» Do this: Check every line of the entries for "data", and copy the lines that hold it.

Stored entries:
——

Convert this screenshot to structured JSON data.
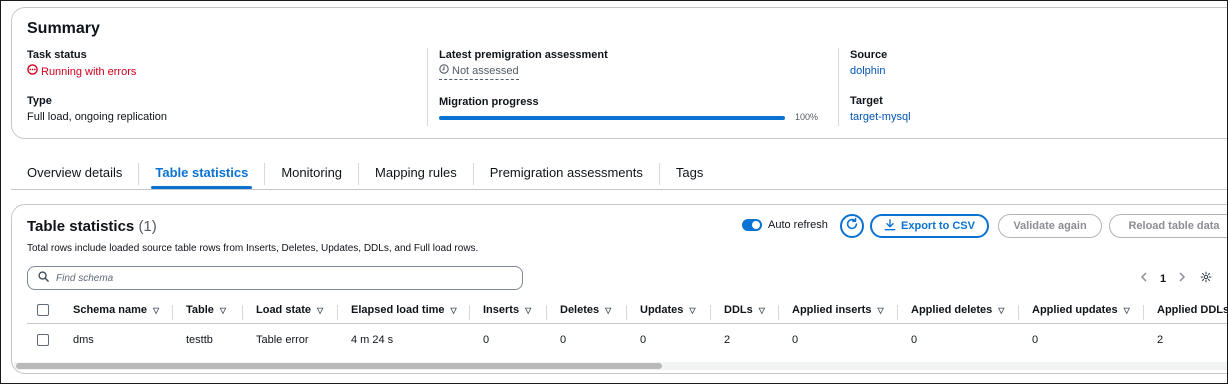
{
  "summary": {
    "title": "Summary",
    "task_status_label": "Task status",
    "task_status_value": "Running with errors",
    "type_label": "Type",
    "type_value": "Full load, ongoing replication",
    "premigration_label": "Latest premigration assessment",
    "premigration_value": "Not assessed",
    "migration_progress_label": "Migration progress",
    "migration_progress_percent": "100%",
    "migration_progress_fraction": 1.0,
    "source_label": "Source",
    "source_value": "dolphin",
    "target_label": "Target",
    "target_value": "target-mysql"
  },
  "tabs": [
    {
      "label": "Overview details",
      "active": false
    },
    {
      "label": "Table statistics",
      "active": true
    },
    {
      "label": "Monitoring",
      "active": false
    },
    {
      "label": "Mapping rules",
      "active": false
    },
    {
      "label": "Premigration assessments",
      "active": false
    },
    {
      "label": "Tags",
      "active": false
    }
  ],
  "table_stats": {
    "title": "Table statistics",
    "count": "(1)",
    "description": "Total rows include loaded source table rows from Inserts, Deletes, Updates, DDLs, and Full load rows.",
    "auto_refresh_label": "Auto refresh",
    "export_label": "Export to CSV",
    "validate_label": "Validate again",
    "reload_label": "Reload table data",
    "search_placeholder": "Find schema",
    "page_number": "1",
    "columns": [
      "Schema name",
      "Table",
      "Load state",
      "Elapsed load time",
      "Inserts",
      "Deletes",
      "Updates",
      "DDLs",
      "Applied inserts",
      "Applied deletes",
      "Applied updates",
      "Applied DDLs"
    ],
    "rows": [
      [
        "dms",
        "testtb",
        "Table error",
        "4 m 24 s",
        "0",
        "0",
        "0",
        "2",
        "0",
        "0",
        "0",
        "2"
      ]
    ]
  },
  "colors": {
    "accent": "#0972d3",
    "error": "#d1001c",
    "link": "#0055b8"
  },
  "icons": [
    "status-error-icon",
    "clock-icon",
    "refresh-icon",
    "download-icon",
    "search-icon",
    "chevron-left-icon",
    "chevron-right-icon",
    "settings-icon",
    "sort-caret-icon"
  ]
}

——

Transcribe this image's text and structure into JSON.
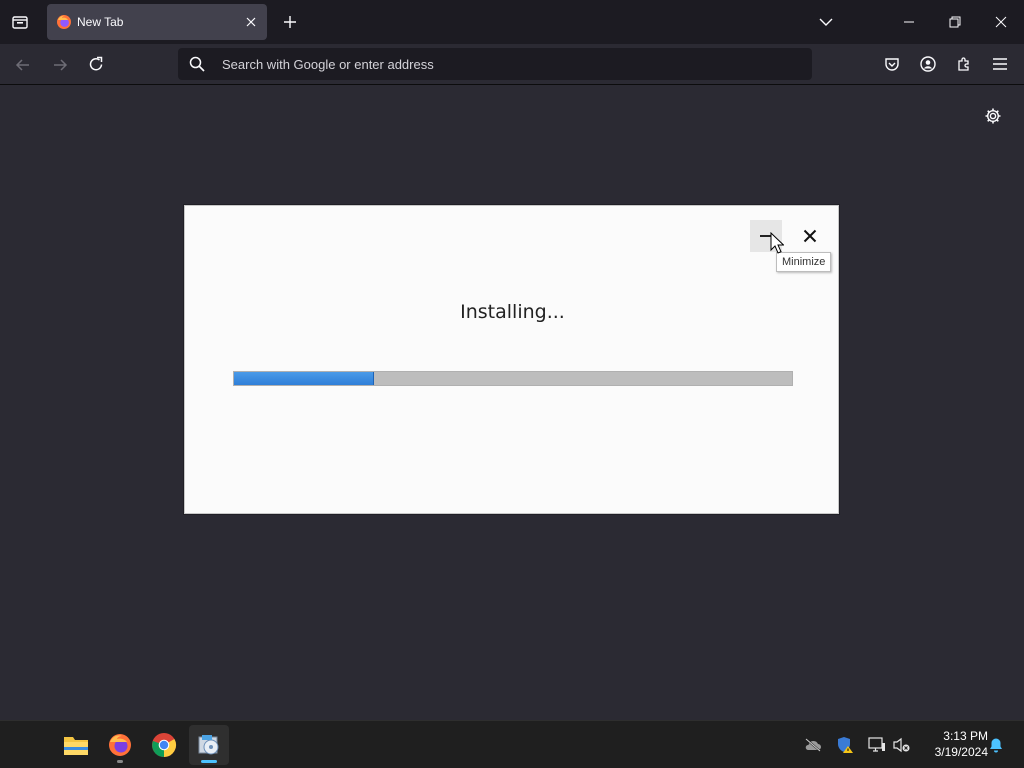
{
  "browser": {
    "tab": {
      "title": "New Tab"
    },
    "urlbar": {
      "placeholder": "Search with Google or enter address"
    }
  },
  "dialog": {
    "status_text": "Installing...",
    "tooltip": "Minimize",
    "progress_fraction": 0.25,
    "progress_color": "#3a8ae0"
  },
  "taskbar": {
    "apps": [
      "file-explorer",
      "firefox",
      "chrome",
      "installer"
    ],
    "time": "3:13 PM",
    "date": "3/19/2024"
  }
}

——

» Solution to this exercise:
Convert this screenshot to structured JSON data.
    "reload_label": "Reload table data",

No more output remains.